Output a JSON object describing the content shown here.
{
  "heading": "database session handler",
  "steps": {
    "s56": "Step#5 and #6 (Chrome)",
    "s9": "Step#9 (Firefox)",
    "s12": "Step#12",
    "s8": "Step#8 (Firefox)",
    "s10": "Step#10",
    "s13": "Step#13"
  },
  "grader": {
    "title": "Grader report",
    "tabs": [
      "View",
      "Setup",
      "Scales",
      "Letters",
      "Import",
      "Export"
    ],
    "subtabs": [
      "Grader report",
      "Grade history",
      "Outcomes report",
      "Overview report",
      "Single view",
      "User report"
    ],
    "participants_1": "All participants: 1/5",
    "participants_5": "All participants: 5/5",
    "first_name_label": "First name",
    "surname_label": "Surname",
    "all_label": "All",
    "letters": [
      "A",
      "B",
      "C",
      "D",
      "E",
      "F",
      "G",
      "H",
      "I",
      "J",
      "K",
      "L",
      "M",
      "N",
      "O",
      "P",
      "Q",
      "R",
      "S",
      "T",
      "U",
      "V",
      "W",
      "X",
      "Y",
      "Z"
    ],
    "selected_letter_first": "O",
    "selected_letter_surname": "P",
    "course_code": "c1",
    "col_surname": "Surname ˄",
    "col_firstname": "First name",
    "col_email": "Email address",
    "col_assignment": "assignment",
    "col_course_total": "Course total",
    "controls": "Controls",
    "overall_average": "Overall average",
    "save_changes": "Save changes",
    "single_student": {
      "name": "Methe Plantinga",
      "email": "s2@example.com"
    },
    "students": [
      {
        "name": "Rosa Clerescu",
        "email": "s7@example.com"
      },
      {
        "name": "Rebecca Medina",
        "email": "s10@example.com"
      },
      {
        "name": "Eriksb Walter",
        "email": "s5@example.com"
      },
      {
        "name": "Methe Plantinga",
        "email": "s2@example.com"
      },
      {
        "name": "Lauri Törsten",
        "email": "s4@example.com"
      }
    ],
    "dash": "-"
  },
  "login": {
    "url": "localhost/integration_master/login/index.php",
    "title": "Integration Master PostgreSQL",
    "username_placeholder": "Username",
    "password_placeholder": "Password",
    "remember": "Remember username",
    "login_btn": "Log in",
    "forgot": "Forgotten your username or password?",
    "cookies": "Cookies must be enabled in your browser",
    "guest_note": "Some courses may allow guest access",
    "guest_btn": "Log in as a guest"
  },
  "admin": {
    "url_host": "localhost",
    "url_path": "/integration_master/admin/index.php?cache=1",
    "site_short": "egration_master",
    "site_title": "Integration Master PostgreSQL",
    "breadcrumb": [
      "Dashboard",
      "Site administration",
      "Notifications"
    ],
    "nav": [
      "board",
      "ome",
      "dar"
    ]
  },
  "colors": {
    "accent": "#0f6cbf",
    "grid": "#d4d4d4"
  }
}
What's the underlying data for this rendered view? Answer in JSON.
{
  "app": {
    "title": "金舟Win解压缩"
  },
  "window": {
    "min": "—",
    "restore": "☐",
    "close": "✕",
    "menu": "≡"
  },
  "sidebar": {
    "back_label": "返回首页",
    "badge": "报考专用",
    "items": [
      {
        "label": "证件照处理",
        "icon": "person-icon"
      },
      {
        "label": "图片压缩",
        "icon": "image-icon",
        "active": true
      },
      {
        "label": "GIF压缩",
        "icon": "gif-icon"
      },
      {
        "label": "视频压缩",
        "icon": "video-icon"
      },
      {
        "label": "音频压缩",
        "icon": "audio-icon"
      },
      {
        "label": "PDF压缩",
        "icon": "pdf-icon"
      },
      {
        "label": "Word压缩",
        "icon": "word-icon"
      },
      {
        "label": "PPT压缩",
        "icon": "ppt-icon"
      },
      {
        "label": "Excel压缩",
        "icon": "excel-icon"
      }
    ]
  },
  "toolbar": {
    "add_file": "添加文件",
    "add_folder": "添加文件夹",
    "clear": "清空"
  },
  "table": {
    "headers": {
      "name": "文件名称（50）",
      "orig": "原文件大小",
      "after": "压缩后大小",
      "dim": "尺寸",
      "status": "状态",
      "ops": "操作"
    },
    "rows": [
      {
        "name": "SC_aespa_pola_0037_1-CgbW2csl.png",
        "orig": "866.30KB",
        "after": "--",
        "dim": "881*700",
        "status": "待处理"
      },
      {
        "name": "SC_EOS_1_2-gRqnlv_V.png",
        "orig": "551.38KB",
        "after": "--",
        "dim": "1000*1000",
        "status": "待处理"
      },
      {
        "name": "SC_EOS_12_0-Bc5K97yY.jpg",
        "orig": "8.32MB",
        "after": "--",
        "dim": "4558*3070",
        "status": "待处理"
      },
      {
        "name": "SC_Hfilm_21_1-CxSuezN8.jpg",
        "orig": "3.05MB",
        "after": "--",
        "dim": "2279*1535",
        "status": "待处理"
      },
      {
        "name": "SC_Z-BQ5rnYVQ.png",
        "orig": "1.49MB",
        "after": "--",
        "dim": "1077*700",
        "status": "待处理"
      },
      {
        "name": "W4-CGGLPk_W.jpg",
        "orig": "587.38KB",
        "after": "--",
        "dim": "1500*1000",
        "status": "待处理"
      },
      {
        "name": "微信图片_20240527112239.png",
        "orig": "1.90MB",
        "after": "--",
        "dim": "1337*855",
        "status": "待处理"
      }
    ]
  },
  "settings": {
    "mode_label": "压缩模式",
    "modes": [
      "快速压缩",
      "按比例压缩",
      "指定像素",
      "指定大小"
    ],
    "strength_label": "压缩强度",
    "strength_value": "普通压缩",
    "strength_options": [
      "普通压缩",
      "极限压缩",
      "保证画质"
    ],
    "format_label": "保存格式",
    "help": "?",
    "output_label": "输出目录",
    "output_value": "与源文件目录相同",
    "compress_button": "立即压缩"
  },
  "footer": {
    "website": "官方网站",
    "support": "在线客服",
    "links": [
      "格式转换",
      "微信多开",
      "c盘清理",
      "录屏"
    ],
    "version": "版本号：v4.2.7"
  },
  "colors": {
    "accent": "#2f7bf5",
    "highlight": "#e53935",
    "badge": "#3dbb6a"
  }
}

------------------------------------------------------------

DESCRIPTION OF THE TASK: Copy every line verbatim.

REPLY:
Output a JSON object describing the content shown here.
{
  "heading": "database session handler",
  "steps": {
    "s56": "Step#5 and #6 (Chrome)",
    "s9": "Step#9 (Firefox)",
    "s12": "Step#12",
    "s8": "Step#8 (Firefox)",
    "s10": "Step#10",
    "s13": "Step#13"
  },
  "grader": {
    "title": "Grader report",
    "tabs": [
      "View",
      "Setup",
      "Scales",
      "Letters",
      "Import",
      "Export"
    ],
    "subtabs": [
      "Grader report",
      "Grade history",
      "Outcomes report",
      "Overview report",
      "Single view",
      "User report"
    ],
    "participants_1": "All participants: 1/5",
    "participants_5": "All participants: 5/5",
    "first_name_label": "First name",
    "surname_label": "Surname",
    "all_label": "All",
    "letters": [
      "A",
      "B",
      "C",
      "D",
      "E",
      "F",
      "G",
      "H",
      "I",
      "J",
      "K",
      "L",
      "M",
      "N",
      "O",
      "P",
      "Q",
      "R",
      "S",
      "T",
      "U",
      "V",
      "W",
      "X",
      "Y",
      "Z"
    ],
    "selected_letter_first": "O",
    "selected_letter_surname": "P",
    "course_code": "c1",
    "col_surname": "Surname ˄",
    "col_firstname": "First name",
    "col_email": "Email address",
    "col_assignment": "assignment",
    "col_course_total": "Course total",
    "controls": "Controls",
    "overall_average": "Overall average",
    "save_changes": "Save changes",
    "single_student": {
      "name": "Methe Plantinga",
      "email": "s2@example.com"
    },
    "students": [
      {
        "name": "Rosa Clerescu",
        "email": "s7@example.com"
      },
      {
        "name": "Rebecca Medina",
        "email": "s10@example.com"
      },
      {
        "name": "Eriksb Walter",
        "email": "s5@example.com"
      },
      {
        "name": "Methe Plantinga",
        "email": "s2@example.com"
      },
      {
        "name": "Lauri Törsten",
        "email": "s4@example.com"
      }
    ],
    "dash": "-"
  },
  "login": {
    "url": "localhost/integration_master/login/index.php",
    "title": "Integration Master PostgreSQL",
    "username_placeholder": "Username",
    "password_placeholder": "Password",
    "remember": "Remember username",
    "login_btn": "Log in",
    "forgot": "Forgotten your username or password?",
    "cookies": "Cookies must be enabled in your browser",
    "guest_note": "Some courses may allow guest access",
    "guest_btn": "Log in as a guest"
  },
  "admin": {
    "url_host": "localhost",
    "url_path": "/integration_master/admin/index.php?cache=1",
    "site_short": "egration_master",
    "site_title": "Integration Master PostgreSQL",
    "breadcrumb": [
      "Dashboard",
      "Site administration",
      "Notifications"
    ],
    "nav": [
      "board",
      "ome",
      "dar"
    ]
  },
  "colors": {
    "accent": "#0f6cbf",
    "grid": "#d4d4d4"
  }
}
What's the underlying data for this rendered view? Answer in JSON.
{
  "app": {
    "title": "金舟Win解压缩"
  },
  "window": {
    "min": "—",
    "restore": "☐",
    "close": "✕",
    "menu": "≡"
  },
  "sidebar": {
    "back_label": "返回首页",
    "badge": "报考专用",
    "items": [
      {
        "label": "证件照处理",
        "icon": "person-icon"
      },
      {
        "label": "图片压缩",
        "icon": "image-icon",
        "active": true
      },
      {
        "label": "GIF压缩",
        "icon": "gif-icon"
      },
      {
        "label": "视频压缩",
        "icon": "video-icon"
      },
      {
        "label": "音频压缩",
        "icon": "audio-icon"
      },
      {
        "label": "PDF压缩",
        "icon": "pdf-icon"
      },
      {
        "label": "Word压缩",
        "icon": "word-icon"
      },
      {
        "label": "PPT压缩",
        "icon": "ppt-icon"
      },
      {
        "label": "Excel压缩",
        "icon": "excel-icon"
      }
    ]
  },
  "toolbar": {
    "add_file": "添加文件",
    "add_folder": "添加文件夹",
    "clear": "清空"
  },
  "table": {
    "headers": {
      "name": "文件名称（50）",
      "orig": "原文件大小",
      "after": "压缩后大小",
      "dim": "尺寸",
      "status": "状态",
      "ops": "操作"
    },
    "rows": [
      {
        "name": "SC_aespa_pola_0037_1-CgbW2csl.png",
        "orig": "866.30KB",
        "after": "--",
        "dim": "881*700",
        "status": "待处理"
      },
      {
        "name": "SC_EOS_1_2-gRqnlv_V.png",
        "orig": "551.38KB",
        "after": "--",
        "dim": "1000*1000",
        "status": "待处理"
      },
      {
        "name": "SC_EOS_12_0-Bc5K97yY.jpg",
        "orig": "8.32MB",
        "after": "--",
        "dim": "4558*3070",
        "status": "待处理"
      },
      {
        "name": "SC_Hfilm_21_1-CxSuezN8.jpg",
        "orig": "3.05MB",
        "after": "--",
        "dim": "2279*1535",
        "status": "待处理"
      },
      {
        "name": "SC_Z-BQ5rnYVQ.png",
        "orig": "1.49MB",
        "after": "--",
        "dim": "1077*700",
        "status": "待处理"
      },
      {
        "name": "W4-CGGLPk_W.jpg",
        "orig": "587.38KB",
        "after": "--",
        "dim": "1500*1000",
        "status": "待处理"
      },
      {
        "name": "微信图片_20240527112239.png",
        "orig": "1.90MB",
        "after": "--",
        "dim": "1337*855",
        "status": "待处理"
      }
    ]
  },
  "settings": {
    "mode_label": "压缩模式",
    "modes": [
      "快速压缩",
      "按比例压缩",
      "指定像素",
      "指定大小"
    ],
    "strength_label": "压缩强度",
    "strength_value": "普通压缩",
    "strength_options": [
      "普通压缩",
      "极限压缩",
      "保证画质"
    ],
    "format_label": "保存格式",
    "help": "?",
    "output_label": "输出目录",
    "output_value": "与源文件目录相同",
    "compress_button": "立即压缩"
  },
  "footer": {
    "website": "官方网站",
    "support": "在线客服",
    "links": [
      "格式转换",
      "微信多开",
      "c盘清理",
      "录屏"
    ],
    "version": "版本号：v4.2.7"
  },
  "colors": {
    "accent": "#2f7bf5",
    "highlight": "#e53935",
    "badge": "#3dbb6a"
  }
}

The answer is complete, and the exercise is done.